* start *

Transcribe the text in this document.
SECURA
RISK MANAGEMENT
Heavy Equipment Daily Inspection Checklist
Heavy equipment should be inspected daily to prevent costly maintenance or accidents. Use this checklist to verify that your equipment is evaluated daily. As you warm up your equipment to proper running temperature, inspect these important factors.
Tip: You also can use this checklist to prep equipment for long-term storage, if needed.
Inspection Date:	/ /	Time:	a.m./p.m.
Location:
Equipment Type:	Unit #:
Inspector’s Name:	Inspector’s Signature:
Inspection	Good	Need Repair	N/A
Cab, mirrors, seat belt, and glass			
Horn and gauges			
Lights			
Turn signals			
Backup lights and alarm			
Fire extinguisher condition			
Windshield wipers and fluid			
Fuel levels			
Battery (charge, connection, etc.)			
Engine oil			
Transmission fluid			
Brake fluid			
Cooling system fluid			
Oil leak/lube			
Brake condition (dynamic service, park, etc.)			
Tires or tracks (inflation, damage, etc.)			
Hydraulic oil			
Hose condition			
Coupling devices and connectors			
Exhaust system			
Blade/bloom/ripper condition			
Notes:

* end *

### Directions
Extract every record and return it verbatim.

### Correct result
Transcribe the text in this document.
SECURA
RISK MANAGEMENT
Heavy Equipment Daily Inspection Checklist
Heavy equipment should be inspected daily to prevent costly maintenance or accidents. Use this checklist to verify that your equipment is evaluated daily. As you warm up your equipment to proper running temperature, inspect these important factors.
Tip: You also can use this checklist to prep equipment for long-term storage, if needed.
Inspection Date:	/ /	Time:	a.m./p.m.
Location:
Equipment Type:	Unit #:
Inspector’s Name:	Inspector’s Signature:
Inspection	Good	Need Repair	N/A
Cab, mirrors, seat belt, and glass			
Horn and gauges			
Lights			
Turn signals			
Backup lights and alarm			
Fire extinguisher condition			
Windshield wipers and fluid			
Fuel levels			
Battery (charge, connection, etc.)			
Engine oil			
Transmission fluid			
Brake fluid			
Cooling system fluid			
Oil leak/lube			
Brake condition (dynamic service, park, etc.)			
Tires or tracks (inflation, damage, etc.)			
Hydraulic oil			
Hose condition			
Coupling devices and connectors			
Exhaust system			
Blade/bloom/ripper condition			
Notes:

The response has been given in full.